* **Stated goal**:
Give only the number of lines in the records below that contain the word "Electric".

* **Available records**:
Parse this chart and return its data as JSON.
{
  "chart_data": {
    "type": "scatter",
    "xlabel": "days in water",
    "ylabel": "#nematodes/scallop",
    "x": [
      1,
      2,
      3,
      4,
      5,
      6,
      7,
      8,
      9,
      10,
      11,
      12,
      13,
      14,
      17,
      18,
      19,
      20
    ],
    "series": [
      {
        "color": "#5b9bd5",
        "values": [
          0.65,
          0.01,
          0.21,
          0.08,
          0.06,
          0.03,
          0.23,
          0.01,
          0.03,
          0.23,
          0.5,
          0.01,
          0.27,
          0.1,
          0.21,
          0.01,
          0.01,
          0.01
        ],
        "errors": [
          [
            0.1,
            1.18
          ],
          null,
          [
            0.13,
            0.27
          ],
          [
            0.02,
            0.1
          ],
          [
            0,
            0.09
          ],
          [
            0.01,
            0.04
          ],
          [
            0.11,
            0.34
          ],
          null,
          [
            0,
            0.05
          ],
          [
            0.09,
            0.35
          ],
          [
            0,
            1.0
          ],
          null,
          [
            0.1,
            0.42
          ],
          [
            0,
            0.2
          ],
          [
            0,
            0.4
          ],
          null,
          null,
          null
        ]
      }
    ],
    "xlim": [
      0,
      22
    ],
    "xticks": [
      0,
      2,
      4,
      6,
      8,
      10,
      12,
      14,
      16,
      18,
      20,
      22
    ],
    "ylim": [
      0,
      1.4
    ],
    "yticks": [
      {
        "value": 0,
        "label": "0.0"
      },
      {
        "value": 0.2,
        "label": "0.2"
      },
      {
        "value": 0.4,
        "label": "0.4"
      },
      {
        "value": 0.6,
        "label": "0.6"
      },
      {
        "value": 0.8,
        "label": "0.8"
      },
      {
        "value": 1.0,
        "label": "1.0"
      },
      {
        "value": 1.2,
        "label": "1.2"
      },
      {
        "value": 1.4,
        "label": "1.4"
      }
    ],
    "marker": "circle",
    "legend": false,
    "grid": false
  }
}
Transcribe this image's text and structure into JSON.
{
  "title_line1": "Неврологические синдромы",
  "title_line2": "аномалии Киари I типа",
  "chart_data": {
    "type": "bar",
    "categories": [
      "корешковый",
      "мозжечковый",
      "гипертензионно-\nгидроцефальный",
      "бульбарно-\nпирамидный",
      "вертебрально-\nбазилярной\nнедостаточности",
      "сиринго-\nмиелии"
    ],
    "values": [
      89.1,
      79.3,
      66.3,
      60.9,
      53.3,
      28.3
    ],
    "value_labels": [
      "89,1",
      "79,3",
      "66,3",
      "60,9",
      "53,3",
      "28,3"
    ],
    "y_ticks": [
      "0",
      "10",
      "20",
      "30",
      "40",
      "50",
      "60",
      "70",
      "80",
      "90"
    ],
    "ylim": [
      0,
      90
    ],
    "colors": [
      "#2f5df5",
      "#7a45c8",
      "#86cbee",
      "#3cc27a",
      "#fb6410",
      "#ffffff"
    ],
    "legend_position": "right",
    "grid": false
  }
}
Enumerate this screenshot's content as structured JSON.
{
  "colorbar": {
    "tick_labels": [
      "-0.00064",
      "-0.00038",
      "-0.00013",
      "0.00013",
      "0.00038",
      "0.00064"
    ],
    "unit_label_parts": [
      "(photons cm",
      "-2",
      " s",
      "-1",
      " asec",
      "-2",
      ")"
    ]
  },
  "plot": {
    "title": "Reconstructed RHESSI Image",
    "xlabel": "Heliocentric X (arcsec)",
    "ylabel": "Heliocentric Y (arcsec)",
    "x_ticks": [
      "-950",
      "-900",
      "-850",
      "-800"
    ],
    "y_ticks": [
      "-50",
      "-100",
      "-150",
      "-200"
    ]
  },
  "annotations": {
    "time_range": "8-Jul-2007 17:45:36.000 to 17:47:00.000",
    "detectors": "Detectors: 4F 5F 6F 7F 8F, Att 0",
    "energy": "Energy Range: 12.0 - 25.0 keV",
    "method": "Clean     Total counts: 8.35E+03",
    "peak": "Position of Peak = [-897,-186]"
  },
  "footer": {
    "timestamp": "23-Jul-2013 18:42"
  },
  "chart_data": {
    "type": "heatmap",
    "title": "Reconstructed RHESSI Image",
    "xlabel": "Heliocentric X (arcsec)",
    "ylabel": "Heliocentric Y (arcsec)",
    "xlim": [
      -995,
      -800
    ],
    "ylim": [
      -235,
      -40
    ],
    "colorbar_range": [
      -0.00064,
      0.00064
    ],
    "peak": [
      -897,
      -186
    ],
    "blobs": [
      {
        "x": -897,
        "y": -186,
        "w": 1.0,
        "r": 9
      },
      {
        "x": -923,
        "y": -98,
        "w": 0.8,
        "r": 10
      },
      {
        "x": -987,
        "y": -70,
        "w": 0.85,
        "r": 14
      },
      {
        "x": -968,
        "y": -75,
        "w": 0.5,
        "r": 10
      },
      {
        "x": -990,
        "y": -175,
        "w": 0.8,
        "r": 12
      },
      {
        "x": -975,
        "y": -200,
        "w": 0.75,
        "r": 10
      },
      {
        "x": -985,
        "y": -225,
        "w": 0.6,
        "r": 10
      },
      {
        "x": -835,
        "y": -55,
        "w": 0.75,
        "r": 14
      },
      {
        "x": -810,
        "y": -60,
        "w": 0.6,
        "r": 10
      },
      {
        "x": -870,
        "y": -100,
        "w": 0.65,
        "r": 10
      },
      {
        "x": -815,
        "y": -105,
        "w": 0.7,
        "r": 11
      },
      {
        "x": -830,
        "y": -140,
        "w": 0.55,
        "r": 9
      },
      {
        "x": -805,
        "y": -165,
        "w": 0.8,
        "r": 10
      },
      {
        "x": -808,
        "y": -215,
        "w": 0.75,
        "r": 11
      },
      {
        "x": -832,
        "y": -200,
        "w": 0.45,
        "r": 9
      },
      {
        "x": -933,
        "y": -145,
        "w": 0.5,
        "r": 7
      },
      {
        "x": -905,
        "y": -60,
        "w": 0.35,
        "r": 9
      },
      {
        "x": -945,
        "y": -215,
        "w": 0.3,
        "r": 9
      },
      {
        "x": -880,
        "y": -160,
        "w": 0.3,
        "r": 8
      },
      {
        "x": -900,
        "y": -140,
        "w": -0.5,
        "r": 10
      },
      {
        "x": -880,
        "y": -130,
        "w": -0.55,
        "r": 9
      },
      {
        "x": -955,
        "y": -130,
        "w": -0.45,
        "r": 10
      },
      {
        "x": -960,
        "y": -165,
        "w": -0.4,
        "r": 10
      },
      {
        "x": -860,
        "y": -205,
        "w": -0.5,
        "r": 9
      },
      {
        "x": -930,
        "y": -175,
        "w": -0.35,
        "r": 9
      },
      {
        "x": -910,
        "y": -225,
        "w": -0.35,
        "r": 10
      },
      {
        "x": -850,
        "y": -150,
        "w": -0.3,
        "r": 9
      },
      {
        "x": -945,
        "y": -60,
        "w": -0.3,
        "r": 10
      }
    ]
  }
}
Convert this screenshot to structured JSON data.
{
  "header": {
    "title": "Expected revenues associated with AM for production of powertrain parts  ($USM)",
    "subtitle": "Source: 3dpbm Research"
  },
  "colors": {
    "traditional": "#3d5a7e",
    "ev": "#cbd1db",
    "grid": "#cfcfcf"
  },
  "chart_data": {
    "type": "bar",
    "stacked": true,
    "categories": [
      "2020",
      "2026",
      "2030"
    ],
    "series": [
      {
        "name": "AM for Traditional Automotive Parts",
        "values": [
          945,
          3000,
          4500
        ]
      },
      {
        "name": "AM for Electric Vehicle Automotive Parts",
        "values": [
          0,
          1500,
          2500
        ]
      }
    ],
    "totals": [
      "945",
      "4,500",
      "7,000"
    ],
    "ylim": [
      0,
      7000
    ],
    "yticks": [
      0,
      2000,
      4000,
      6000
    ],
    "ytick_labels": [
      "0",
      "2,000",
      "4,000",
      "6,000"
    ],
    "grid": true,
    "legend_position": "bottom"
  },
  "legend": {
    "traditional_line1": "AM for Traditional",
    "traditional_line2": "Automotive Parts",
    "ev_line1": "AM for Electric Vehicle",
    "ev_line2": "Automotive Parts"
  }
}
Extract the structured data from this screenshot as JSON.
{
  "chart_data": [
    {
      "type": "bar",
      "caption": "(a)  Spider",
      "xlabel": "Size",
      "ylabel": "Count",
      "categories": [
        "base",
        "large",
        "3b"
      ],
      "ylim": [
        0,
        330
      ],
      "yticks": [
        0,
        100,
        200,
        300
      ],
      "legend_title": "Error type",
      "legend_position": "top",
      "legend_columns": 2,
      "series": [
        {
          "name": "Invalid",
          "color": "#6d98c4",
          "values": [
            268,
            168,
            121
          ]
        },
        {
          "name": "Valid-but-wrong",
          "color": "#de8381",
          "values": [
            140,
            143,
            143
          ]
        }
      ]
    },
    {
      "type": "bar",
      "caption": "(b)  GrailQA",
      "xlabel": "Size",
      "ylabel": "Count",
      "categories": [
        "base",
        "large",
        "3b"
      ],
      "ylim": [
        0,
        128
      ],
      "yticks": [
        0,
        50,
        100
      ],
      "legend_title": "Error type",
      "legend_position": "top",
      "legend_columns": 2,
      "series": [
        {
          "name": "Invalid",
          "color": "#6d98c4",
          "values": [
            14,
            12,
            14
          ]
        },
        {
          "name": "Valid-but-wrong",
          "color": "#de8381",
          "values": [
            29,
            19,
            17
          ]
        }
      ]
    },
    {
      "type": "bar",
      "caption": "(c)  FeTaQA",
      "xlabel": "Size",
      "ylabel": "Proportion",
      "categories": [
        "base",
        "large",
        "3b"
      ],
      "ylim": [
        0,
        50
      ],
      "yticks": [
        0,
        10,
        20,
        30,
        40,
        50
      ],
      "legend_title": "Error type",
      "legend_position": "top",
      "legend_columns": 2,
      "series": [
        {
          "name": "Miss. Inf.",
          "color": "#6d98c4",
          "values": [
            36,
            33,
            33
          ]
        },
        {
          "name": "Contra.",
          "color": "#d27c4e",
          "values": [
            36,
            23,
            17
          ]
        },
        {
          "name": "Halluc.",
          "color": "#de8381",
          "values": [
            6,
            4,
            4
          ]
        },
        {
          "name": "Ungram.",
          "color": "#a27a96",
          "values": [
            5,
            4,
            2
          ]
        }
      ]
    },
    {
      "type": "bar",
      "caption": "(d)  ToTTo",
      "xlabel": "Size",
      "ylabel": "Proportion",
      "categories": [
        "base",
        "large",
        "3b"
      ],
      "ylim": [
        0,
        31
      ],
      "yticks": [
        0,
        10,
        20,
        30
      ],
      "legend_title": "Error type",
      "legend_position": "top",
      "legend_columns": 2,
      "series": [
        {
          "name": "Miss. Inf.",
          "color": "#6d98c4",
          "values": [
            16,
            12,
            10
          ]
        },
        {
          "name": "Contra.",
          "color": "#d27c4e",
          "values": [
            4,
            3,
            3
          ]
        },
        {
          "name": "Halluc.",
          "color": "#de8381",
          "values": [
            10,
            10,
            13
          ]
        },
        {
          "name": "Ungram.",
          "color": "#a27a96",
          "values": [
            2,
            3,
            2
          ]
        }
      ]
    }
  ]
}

* **Output for this task**:
2